■ **Your instructions**: Check each line below for the word "mechanism" and give the number of lines that have it, nothing more.

**********

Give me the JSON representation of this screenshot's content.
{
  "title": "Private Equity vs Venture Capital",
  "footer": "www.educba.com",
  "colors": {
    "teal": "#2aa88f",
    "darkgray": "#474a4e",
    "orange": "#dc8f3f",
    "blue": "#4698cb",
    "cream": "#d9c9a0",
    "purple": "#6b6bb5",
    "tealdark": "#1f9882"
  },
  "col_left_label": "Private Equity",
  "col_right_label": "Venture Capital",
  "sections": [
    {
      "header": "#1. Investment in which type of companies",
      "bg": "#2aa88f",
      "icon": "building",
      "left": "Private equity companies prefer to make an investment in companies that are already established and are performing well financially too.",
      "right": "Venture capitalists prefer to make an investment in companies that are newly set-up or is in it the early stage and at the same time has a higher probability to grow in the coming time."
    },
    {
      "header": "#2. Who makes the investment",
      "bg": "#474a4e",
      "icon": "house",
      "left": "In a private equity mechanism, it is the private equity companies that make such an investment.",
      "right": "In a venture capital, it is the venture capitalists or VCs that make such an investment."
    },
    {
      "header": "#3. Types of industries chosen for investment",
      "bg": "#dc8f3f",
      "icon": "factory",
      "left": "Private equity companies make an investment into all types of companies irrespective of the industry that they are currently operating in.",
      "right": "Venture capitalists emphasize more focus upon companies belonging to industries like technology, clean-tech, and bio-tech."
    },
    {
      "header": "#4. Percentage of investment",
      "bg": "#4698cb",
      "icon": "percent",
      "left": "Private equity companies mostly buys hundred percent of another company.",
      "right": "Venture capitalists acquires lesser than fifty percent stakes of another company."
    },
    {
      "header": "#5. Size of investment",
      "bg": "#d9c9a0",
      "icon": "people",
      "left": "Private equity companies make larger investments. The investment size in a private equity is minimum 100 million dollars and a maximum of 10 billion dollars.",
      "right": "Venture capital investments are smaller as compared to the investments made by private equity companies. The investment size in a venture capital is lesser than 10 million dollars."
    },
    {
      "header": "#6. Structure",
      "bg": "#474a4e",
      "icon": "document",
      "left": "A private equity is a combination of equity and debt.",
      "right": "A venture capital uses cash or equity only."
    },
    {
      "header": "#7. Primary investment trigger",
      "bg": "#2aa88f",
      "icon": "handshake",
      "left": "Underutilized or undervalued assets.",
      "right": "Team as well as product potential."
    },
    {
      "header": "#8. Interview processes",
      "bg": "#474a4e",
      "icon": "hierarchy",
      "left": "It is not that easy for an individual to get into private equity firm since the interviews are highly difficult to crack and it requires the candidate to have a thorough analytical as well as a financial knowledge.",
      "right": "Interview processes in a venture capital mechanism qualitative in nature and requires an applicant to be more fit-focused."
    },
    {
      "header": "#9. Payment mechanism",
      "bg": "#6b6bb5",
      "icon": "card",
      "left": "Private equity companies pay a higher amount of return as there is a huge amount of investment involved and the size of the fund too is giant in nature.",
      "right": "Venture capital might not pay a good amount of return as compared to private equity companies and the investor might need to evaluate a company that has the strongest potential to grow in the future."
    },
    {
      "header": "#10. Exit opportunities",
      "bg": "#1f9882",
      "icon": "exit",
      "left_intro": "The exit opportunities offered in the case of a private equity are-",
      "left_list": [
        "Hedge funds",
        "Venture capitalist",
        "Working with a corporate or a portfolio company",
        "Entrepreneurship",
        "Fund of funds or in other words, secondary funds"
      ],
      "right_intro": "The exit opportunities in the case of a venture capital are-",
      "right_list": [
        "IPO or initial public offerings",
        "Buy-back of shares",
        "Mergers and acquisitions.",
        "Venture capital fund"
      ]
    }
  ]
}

**********

■ **Task result**: 3